**Soru listesi**.
- 1) Mekke'deki sabır stratejisini anlatan metne göre aşağıdaki soruları cevaplayın.
(a) Mekke'de hangi stratejinin uygulanması gerekmişti?
(b) Müslümanlar bir zulüm ve saldırıya uğradıklarında ne yaparlar?
(c) Kötülük, bozgunculuğunu önleyecek bir engelle karşılaşmazsa ne olur?
- 2) Mekke'deki sabır stratejisini anlatan metinden "Bu kural, hayatta" ifadesiyle başlayan ve "yoluna devam eder." ifadesiyle biten kısmı, bu son ifade de dahil olmak üzere hiç değiştirmeden tekrarlayın.
- 3) Mekke'deki sabır stratejisini anlatan metni kaldığı yerden sürdürün.

İşte bu ve benzeri düşünceler Mekke'de barış ve sabır stratejisinin uygulanmasını gerektirmişti. Bunun yanında müslüman cemaatin temel ve değişmez özelliği de vurgulanmıştı:

"Bir zulüm ve saldırıya uğradıkları zaman, yardımlaşarak kendilerini savunurlar."

Bu kural, hayatta başvurulan genel yöntem olarak şu ifade ile pekiştiriliyor:

"Kötülüğün cezası, yine onun gibi bir kötülüktür."

Bir eyleme karşılık vermede asıl ölçü budur; kötülüğe kötülükle karşılık vermek... Kötülüğün şımarıp azgınlaşmaması için bu gereklidir. Çünkü kötülük, yeryüzünde bozgunculuk yapmasını önleyecek bir engelle karşılaşmazsa güven içinde yoluna devam eder.

**Veri kümesi**.
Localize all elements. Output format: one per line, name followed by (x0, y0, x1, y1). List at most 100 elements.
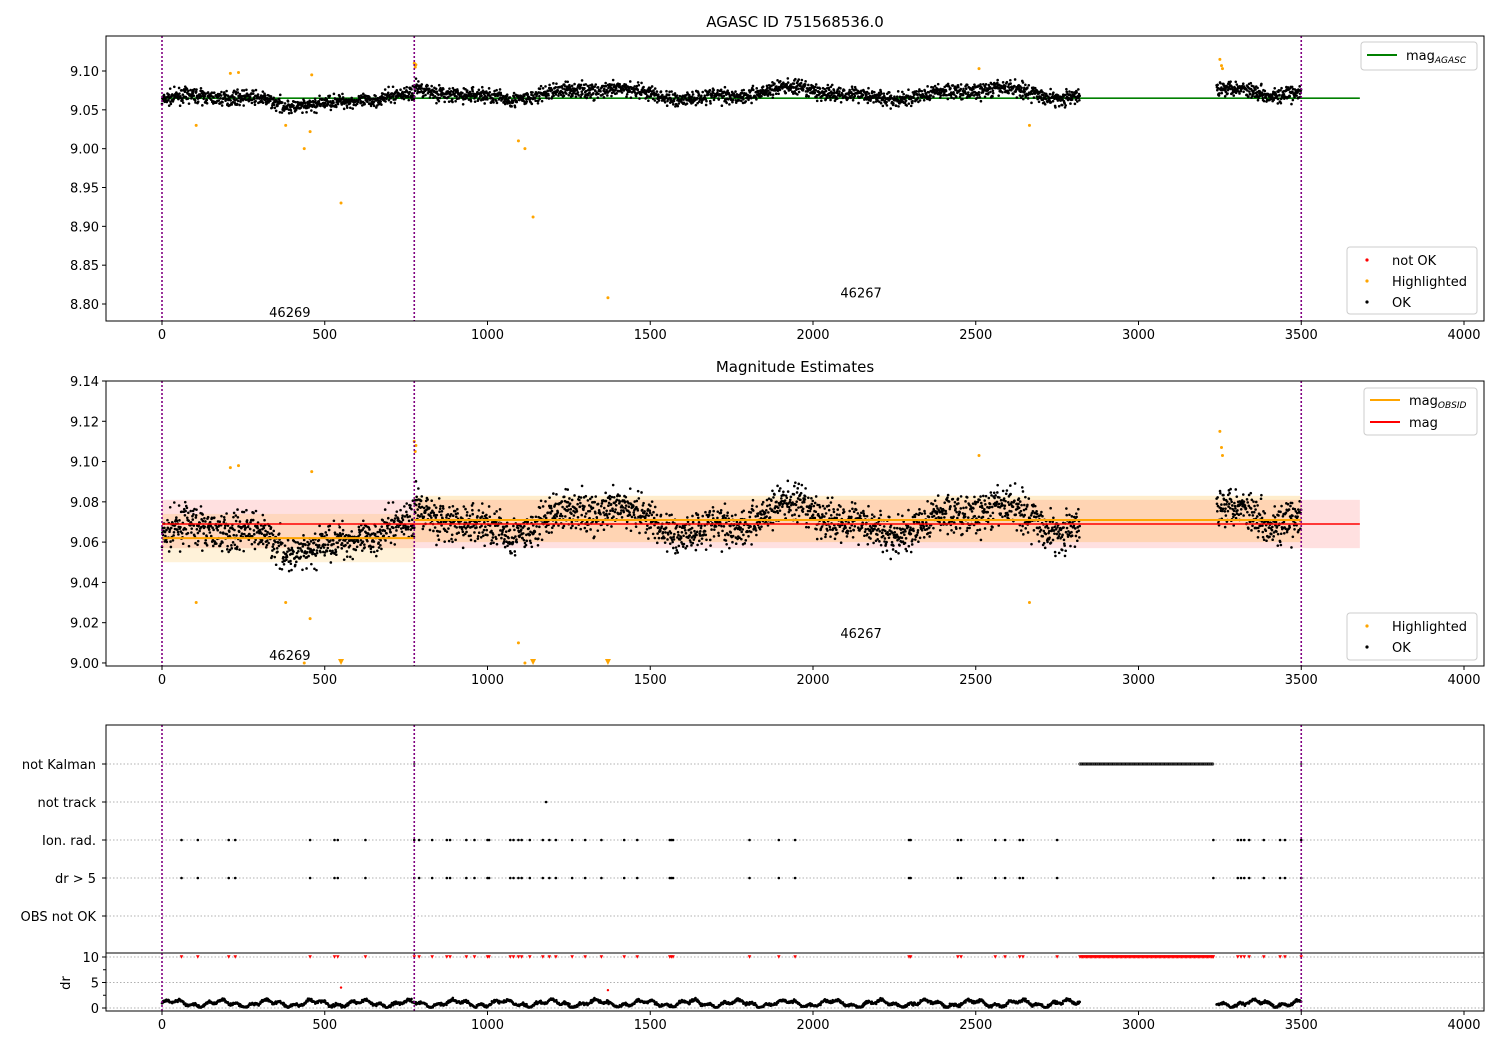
ok-point (168, 528, 172, 532)
ok-point (676, 104, 680, 108)
ok-point (286, 550, 289, 553)
ok-point (731, 98, 735, 102)
ok-point (196, 531, 200, 535)
ok-point (570, 498, 574, 502)
ok-point (191, 509, 195, 513)
ok-point (502, 540, 506, 544)
ok-point (299, 547, 302, 550)
ok-point (795, 500, 799, 503)
ok-point (1249, 81, 1253, 85)
ok-point (614, 503, 618, 507)
ok-point (341, 532, 345, 536)
ok-point (336, 545, 340, 549)
ok-point (285, 106, 289, 110)
legend-subscript: AGASC (1434, 56, 1467, 66)
ok-point (480, 85, 484, 89)
ok-point (355, 102, 359, 106)
ok-point (593, 85, 597, 88)
ok-point (1026, 97, 1030, 100)
ok-point (719, 509, 723, 512)
ok-point (763, 511, 767, 515)
ok-point (242, 510, 246, 514)
ok-point (1032, 96, 1036, 99)
ok-point (388, 93, 391, 97)
ok-point (341, 96, 345, 99)
ok-point (434, 87, 438, 91)
ok-point (599, 90, 602, 93)
ok-point (246, 525, 250, 529)
ok-point (1217, 94, 1221, 97)
ok-point (470, 92, 473, 96)
ok-point (579, 95, 583, 99)
ok-point (604, 499, 608, 503)
ok-point (653, 505, 657, 509)
ok-point (623, 500, 627, 504)
x-tick-label: 2000 (796, 328, 829, 343)
ok-point (1014, 90, 1018, 93)
ok-point (235, 547, 239, 551)
ok-point (418, 515, 422, 518)
ok-point (497, 533, 501, 537)
ok-point (1070, 98, 1074, 101)
ok-point (378, 528, 382, 531)
ok-point (238, 103, 241, 107)
ok-point (776, 484, 779, 488)
ok-point (345, 555, 349, 558)
ok-point (544, 85, 547, 88)
ok-point (238, 548, 241, 551)
ok-point (556, 89, 560, 92)
ok-point (1242, 90, 1245, 94)
ok-point (450, 97, 454, 101)
ok-point (433, 95, 437, 98)
ok-point (342, 107, 346, 111)
ok-point (907, 88, 910, 92)
ok-point (601, 93, 605, 96)
ok-point (471, 85, 475, 89)
ok-point (588, 509, 592, 513)
ok-point (670, 513, 673, 517)
ok-point (315, 549, 319, 552)
ok-point (366, 539, 369, 543)
ok-point (734, 90, 737, 93)
ok-point (192, 94, 196, 98)
ok-point (768, 91, 772, 94)
ok-point (701, 90, 705, 94)
legend-label: OK (1392, 296, 1411, 311)
ok-point (201, 549, 204, 552)
ok-point (723, 502, 727, 505)
ok-point (378, 530, 382, 534)
ok-point (417, 80, 420, 83)
ok-point (387, 501, 390, 505)
ok-point (765, 515, 768, 518)
ok-point (563, 495, 566, 499)
ok-point (203, 525, 207, 528)
ok-point (717, 534, 721, 537)
ok-point (374, 525, 377, 528)
ok-point (666, 538, 669, 541)
ok-point (604, 92, 607, 95)
ok-point (250, 101, 254, 105)
ok-point (580, 484, 584, 488)
ok-point (1037, 100, 1041, 104)
ok-point (394, 514, 398, 517)
ok-point (401, 514, 404, 518)
ok-point (512, 524, 515, 528)
ok-point (661, 530, 665, 534)
ok-point (1007, 91, 1010, 95)
ok-point (260, 532, 264, 535)
ok-point (357, 525, 361, 529)
ok-point (194, 516, 198, 519)
ok-point (596, 86, 600, 89)
ok-point (813, 516, 817, 520)
ok-point (1216, 83, 1219, 87)
ok-point (826, 529, 829, 532)
ok-point (406, 515, 410, 519)
ok-point (686, 516, 689, 519)
ok-point (711, 513, 714, 517)
ok-point (436, 534, 440, 537)
ok-point (638, 97, 641, 100)
ok-point (929, 97, 932, 100)
ok-point (827, 88, 831, 92)
ok-point (252, 529, 256, 532)
ok-point (766, 504, 769, 508)
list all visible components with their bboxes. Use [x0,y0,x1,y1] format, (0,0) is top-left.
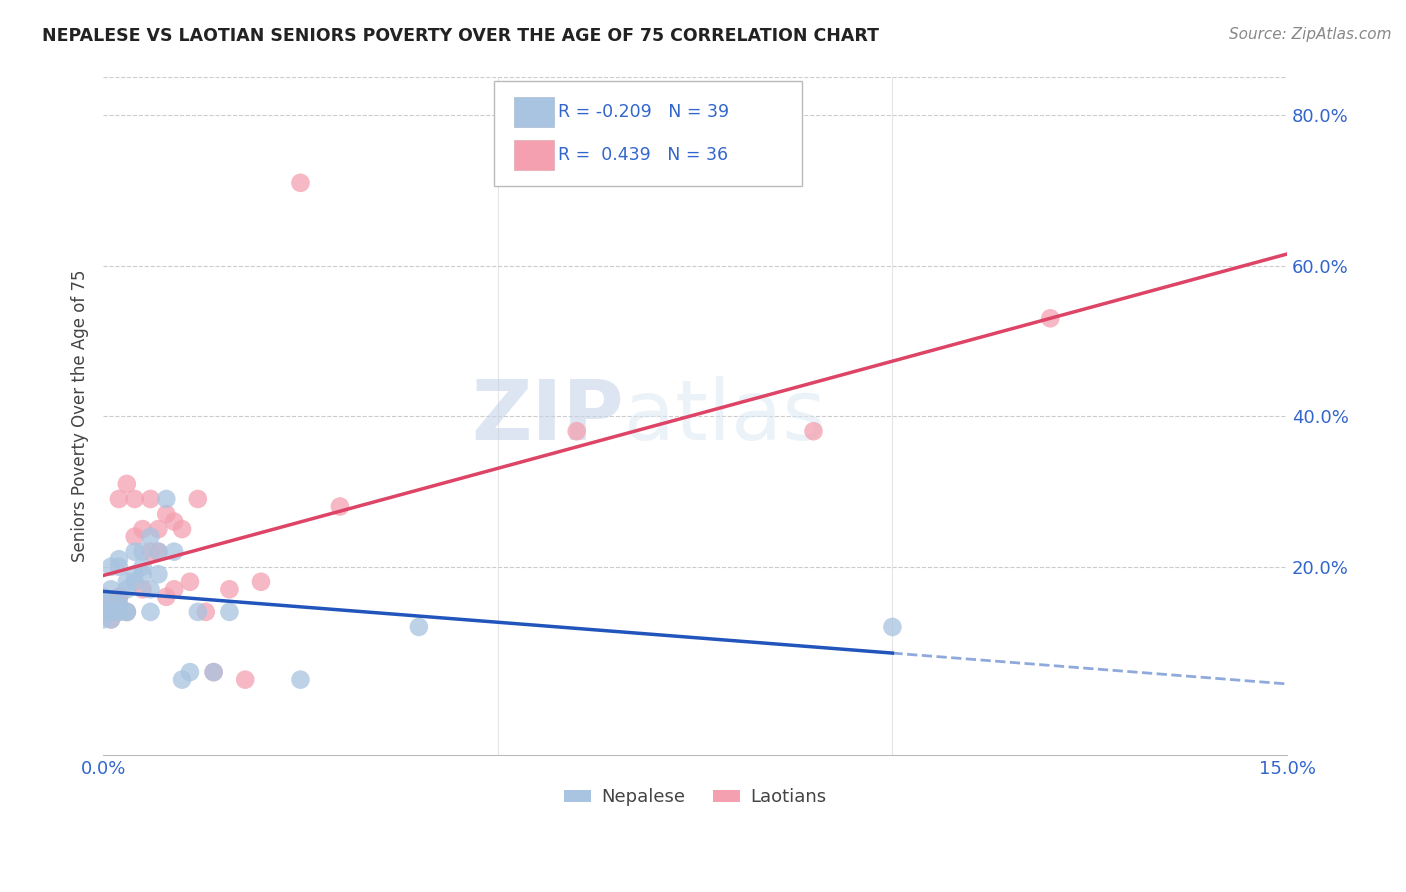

**Cevap listesi**.
- 1)
(a) Barış ve sabır stratejisinin uygulanması gerekmişti.
(b) Yardımlaşarak kendilerini savunurlar.
(c) Güven içinde yoluna devam eder.

- 2)
Bu kural, hayatta başvurulan genel yöntem olarak şu ifade ile pekiştiriliyor:

"Kötülüğün cezası, yine onun gibi bir kötülüktür."

Bir eyleme karşılık vermede asıl ölçü budur; kötülüğe kötülükle karşılık vermek... Kötülüğün şımarıp azgınlaşmaması için bu gereklidir. Çünkü kötülük, yeryüzünde bozgunculuk yapmasını önleyecek bir engelle karşılaşmazsa güven içinde yoluna devam eder.

- 3)
Bunun yanısıra, Allah'ın hoşnutluğunu elde etmek, kişiyle ve toplumu kin ve nefretten arındırmak için kötülüğü bağışlama teşvik ediliyor. Bu durum az önceki kuralın dışında tutulmuştur. Bağışlama ancak, kötülüğe, onun gibi bir kötülükle karşılık verebilme durumunda sözkonusu olabilir. Ancak bu durumda bağışlamanın bir ağırlığı, saldırgan ile hoşgörülü şahıs üzerinde bir etkisi olabilir. Çünkü saldırgan kişi bağışlamanın zayıflıktan çok hoşgörüden kaynaklandığını anlarsa mahçup olur, utanır, kendisini affeden rakibinin kendisinden üstün olduğunu anlar. Gücü yettiği halde bağışlayan kişi de nefsini arındırmış, yüceltmiş olur. Bu durumda bağışlama her iki kişi içinde iyi sonuçlar doğurur. Zayıflık ve çaresizlik anında durum böyle değildir. Zaten çaresizlik durumunda bağışlamaktan söz etmek normal bir davranış değildir. O zaman bağışlamanın bir yararı da olmaz. Tam tersine saldırganı gittikçe azdıran, saldırıya uğrayanı da aşağılayan ve yeryüzünde bozgunculuğun yayılmasına neden olan bir kötülüğe dönüşür.

"Doğrusu Allah zalimleri sevmez."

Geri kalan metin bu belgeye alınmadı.